Task statement: Your copy of the material must match it exactly, except that pictures are dropped.

Records from a collection of figures:
==================================================

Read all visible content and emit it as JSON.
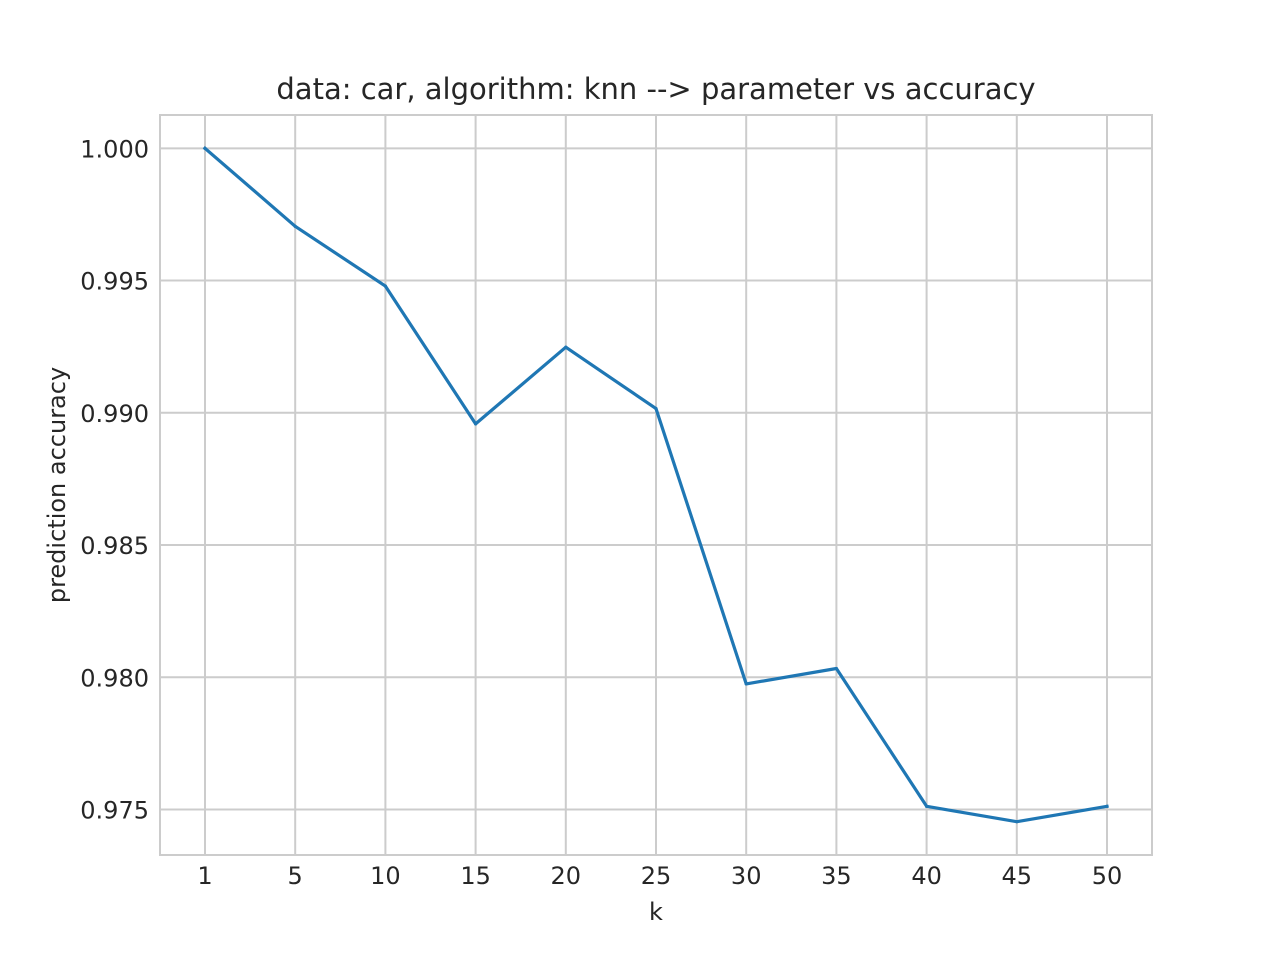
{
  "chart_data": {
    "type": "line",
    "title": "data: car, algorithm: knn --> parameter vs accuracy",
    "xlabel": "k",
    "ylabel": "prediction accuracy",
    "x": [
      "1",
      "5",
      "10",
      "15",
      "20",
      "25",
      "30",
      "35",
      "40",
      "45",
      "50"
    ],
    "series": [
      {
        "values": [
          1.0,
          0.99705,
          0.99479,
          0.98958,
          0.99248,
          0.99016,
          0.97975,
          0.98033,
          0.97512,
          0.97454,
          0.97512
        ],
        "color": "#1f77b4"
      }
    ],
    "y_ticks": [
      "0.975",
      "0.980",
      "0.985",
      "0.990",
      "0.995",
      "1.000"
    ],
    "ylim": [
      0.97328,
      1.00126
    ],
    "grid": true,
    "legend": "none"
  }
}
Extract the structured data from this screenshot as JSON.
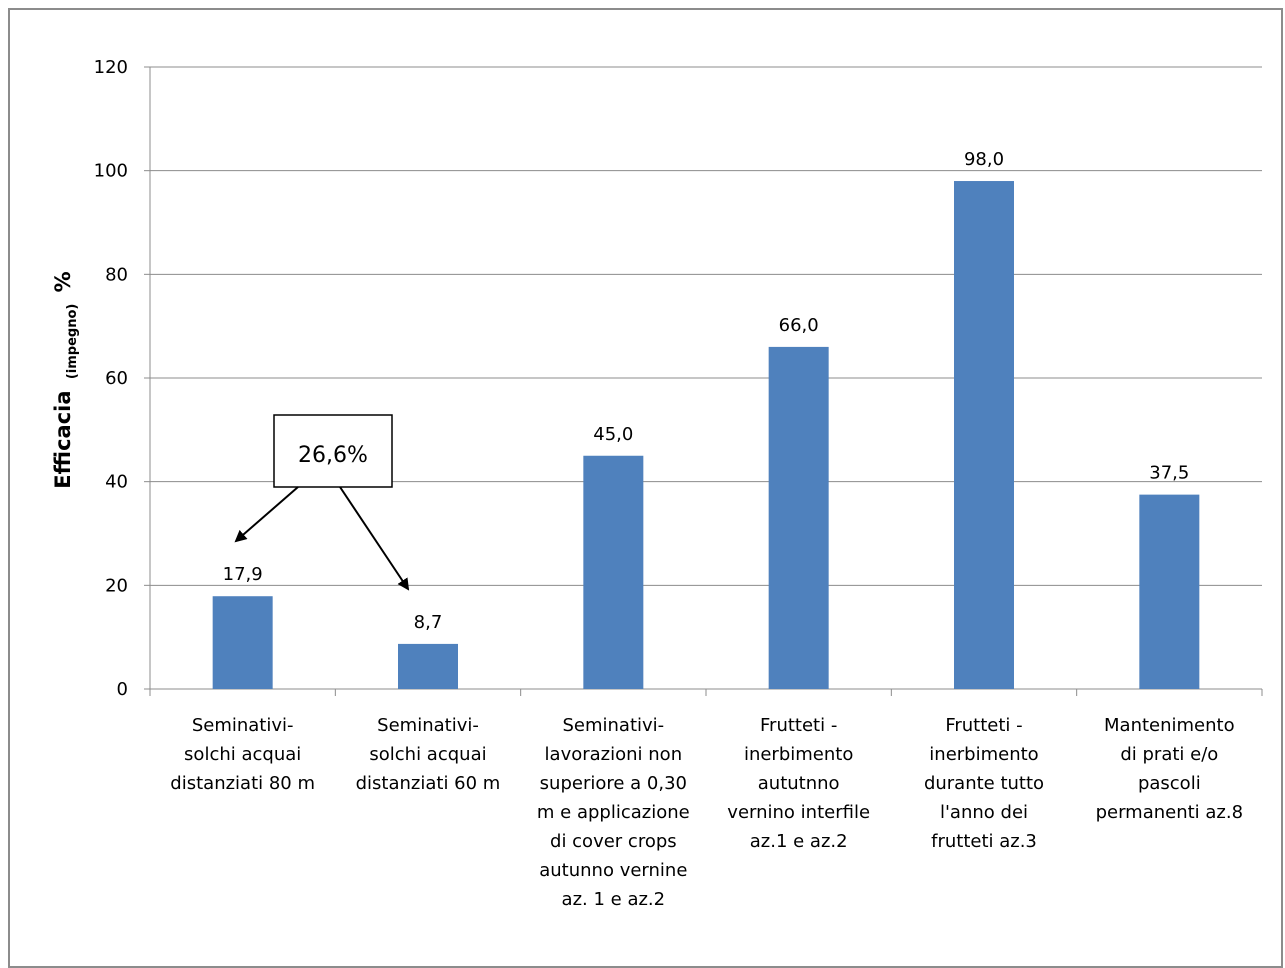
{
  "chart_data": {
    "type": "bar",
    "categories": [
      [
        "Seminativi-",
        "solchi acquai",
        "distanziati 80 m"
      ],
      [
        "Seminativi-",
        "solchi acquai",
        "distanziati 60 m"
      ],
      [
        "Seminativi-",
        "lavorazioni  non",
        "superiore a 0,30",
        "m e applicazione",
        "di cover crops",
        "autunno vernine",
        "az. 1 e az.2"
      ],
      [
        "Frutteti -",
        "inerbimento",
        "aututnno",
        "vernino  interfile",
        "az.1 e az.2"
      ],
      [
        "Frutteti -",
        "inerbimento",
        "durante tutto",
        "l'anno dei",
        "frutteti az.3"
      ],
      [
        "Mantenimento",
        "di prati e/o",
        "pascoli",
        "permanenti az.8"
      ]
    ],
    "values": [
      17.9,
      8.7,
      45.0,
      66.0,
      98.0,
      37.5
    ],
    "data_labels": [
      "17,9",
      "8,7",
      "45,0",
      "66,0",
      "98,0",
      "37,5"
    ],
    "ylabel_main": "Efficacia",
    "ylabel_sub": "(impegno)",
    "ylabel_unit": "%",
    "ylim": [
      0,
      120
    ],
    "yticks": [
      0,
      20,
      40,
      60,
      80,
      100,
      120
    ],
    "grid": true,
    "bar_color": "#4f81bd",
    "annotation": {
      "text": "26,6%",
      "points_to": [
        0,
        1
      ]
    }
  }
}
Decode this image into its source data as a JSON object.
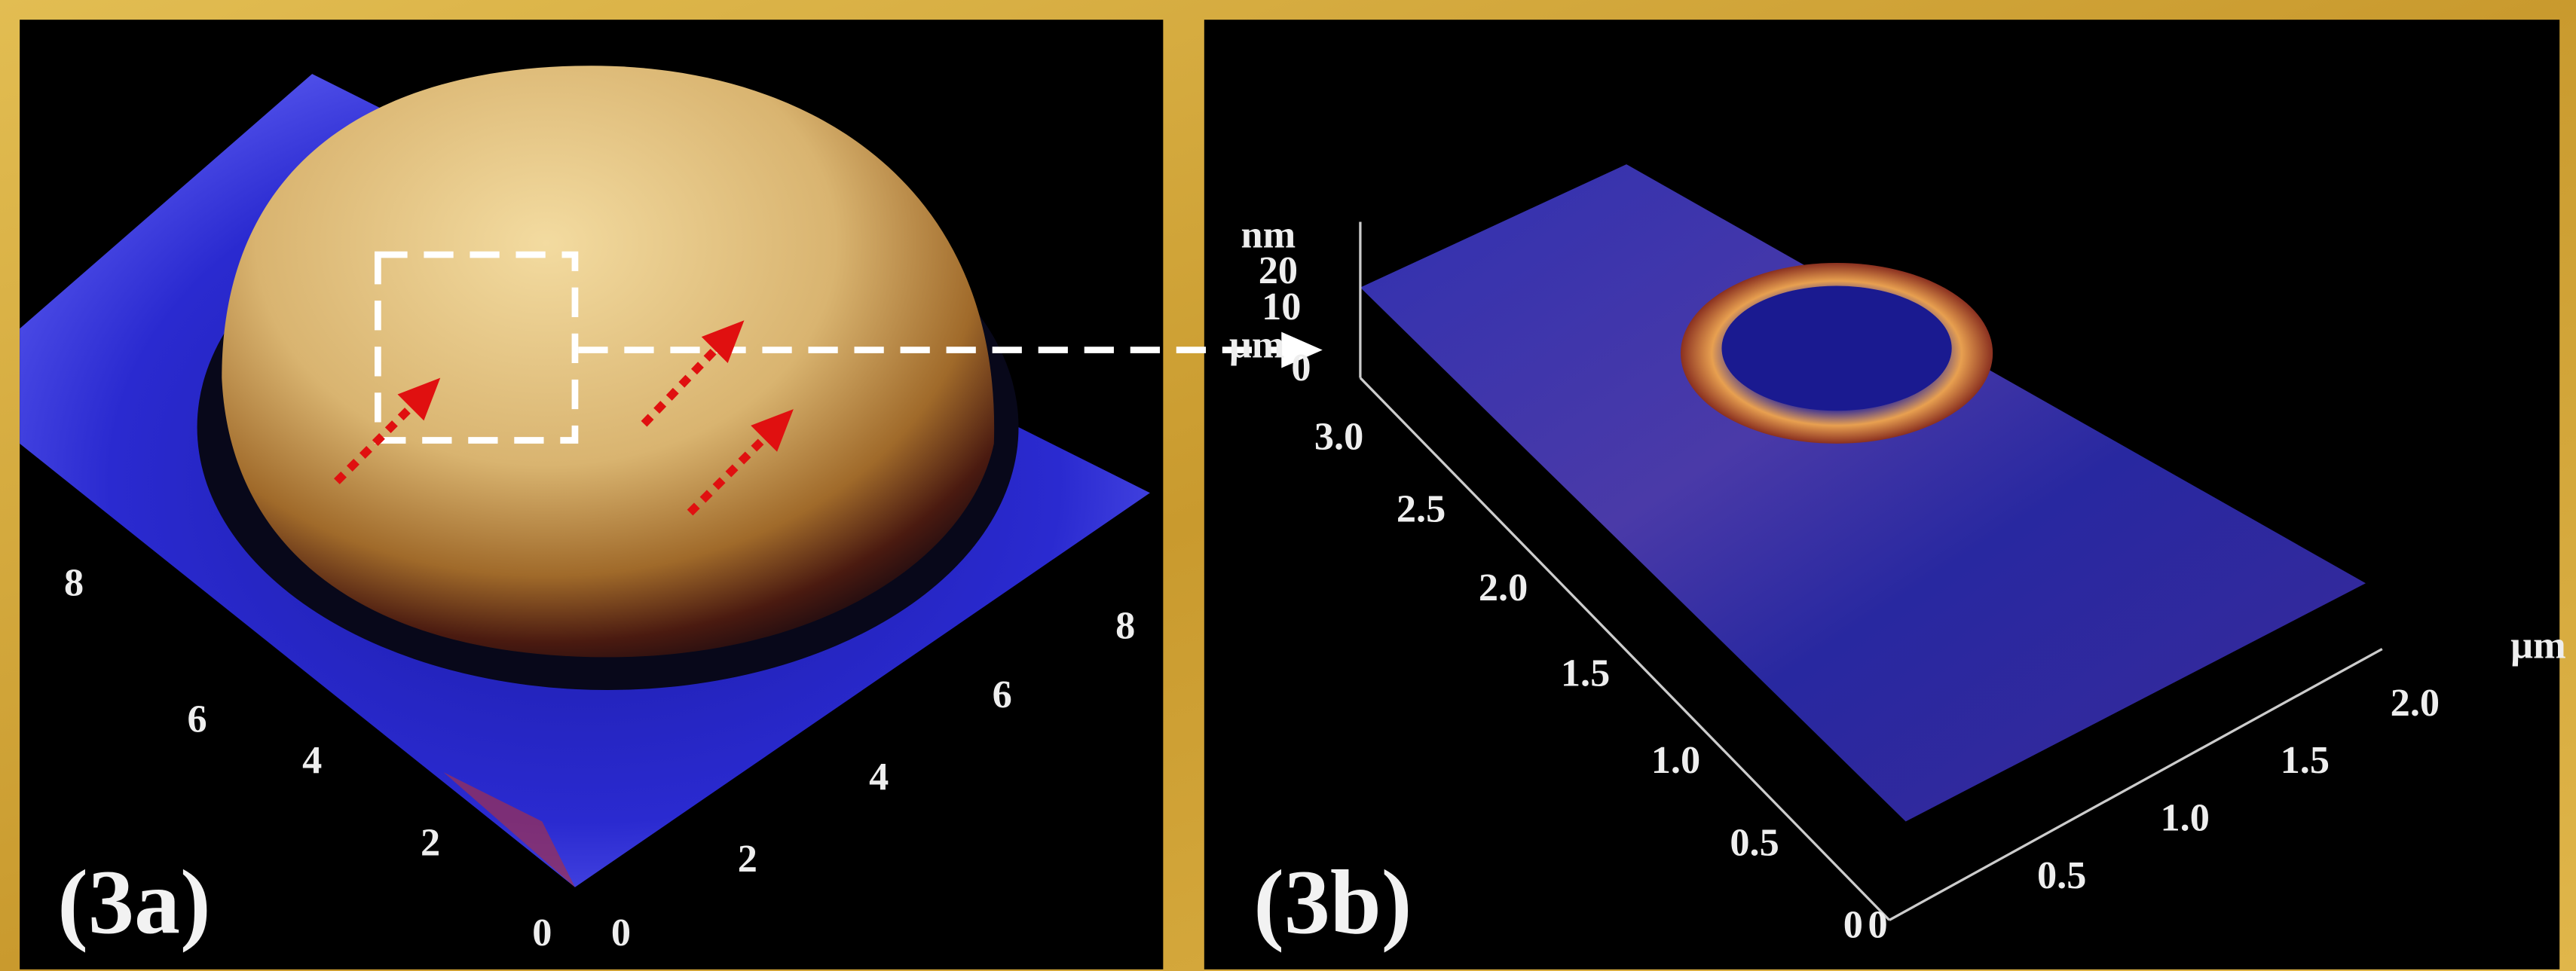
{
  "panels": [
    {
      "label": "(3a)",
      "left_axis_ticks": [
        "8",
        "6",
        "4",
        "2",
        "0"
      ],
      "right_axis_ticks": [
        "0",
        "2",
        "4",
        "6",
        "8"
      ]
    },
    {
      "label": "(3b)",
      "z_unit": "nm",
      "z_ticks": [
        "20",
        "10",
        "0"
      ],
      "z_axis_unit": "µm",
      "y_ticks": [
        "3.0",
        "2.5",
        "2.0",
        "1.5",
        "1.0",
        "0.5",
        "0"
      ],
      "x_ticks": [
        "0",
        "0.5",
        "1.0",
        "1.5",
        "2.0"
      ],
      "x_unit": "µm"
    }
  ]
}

==================================================

Task response:
Read all visible content and emit it as JSON.
{
  "chart_data": {
    "type": "line",
    "title": "data: car, algorithm: knn --> parameter vs accuracy",
    "xlabel": "k",
    "ylabel": "prediction accuracy",
    "x": [
      "1",
      "5",
      "10",
      "15",
      "20",
      "25",
      "30",
      "35",
      "40",
      "45",
      "50"
    ],
    "series": [
      {
        "values": [
          1.0,
          0.99705,
          0.99479,
          0.98958,
          0.99248,
          0.99016,
          0.97975,
          0.98033,
          0.97512,
          0.97454,
          0.97512
        ],
        "color": "#1f77b4"
      }
    ],
    "y_ticks": [
      "0.975",
      "0.980",
      "0.985",
      "0.990",
      "0.995",
      "1.000"
    ],
    "ylim": [
      0.97328,
      1.00126
    ],
    "grid": true,
    "legend": "none"
  }
}
Extract the structured data from this screenshot as JSON.
{
  "chart_data": {
    "type": "bar",
    "categories": [
      [
        "Seminativi-",
        "solchi acquai",
        "distanziati 80 m"
      ],
      [
        "Seminativi-",
        "solchi acquai",
        "distanziati 60 m"
      ],
      [
        "Seminativi-",
        "lavorazioni  non",
        "superiore a 0,30",
        "m e applicazione",
        "di cover crops",
        "autunno vernine",
        "az. 1 e az.2"
      ],
      [
        "Frutteti -",
        "inerbimento",
        "aututnno",
        "vernino  interfile",
        "az.1 e az.2"
      ],
      [
        "Frutteti -",
        "inerbimento",
        "durante tutto",
        "l'anno dei",
        "frutteti az.3"
      ],
      [
        "Mantenimento",
        "di prati e/o",
        "pascoli",
        "permanenti az.8"
      ]
    ],
    "values": [
      17.9,
      8.7,
      45.0,
      66.0,
      98.0,
      37.5
    ],
    "data_labels": [
      "17,9",
      "8,7",
      "45,0",
      "66,0",
      "98,0",
      "37,5"
    ],
    "ylabel_main": "Efficacia",
    "ylabel_sub": "(impegno)",
    "ylabel_unit": "%",
    "ylim": [
      0,
      120
    ],
    "yticks": [
      0,
      20,
      40,
      60,
      80,
      100,
      120
    ],
    "grid": true,
    "bar_color": "#4f81bd",
    "annotation": {
      "text": "26,6%",
      "points_to": [
        0,
        1
      ]
    }
  }
}
Decode this image into its source data as a JSON object.
{
  "panels": [
    {
      "label": "(3a)",
      "left_axis_ticks": [
        "8",
        "6",
        "4",
        "2",
        "0"
      ],
      "right_axis_ticks": [
        "0",
        "2",
        "4",
        "6",
        "8"
      ]
    },
    {
      "label": "(3b)",
      "z_unit": "nm",
      "z_ticks": [
        "20",
        "10",
        "0"
      ],
      "z_axis_unit": "µm",
      "y_ticks": [
        "3.0",
        "2.5",
        "2.0",
        "1.5",
        "1.0",
        "0.5",
        "0"
      ],
      "x_ticks": [
        "0",
        "0.5",
        "1.0",
        "1.5",
        "2.0"
      ],
      "x_unit": "µm"
    }
  ]
}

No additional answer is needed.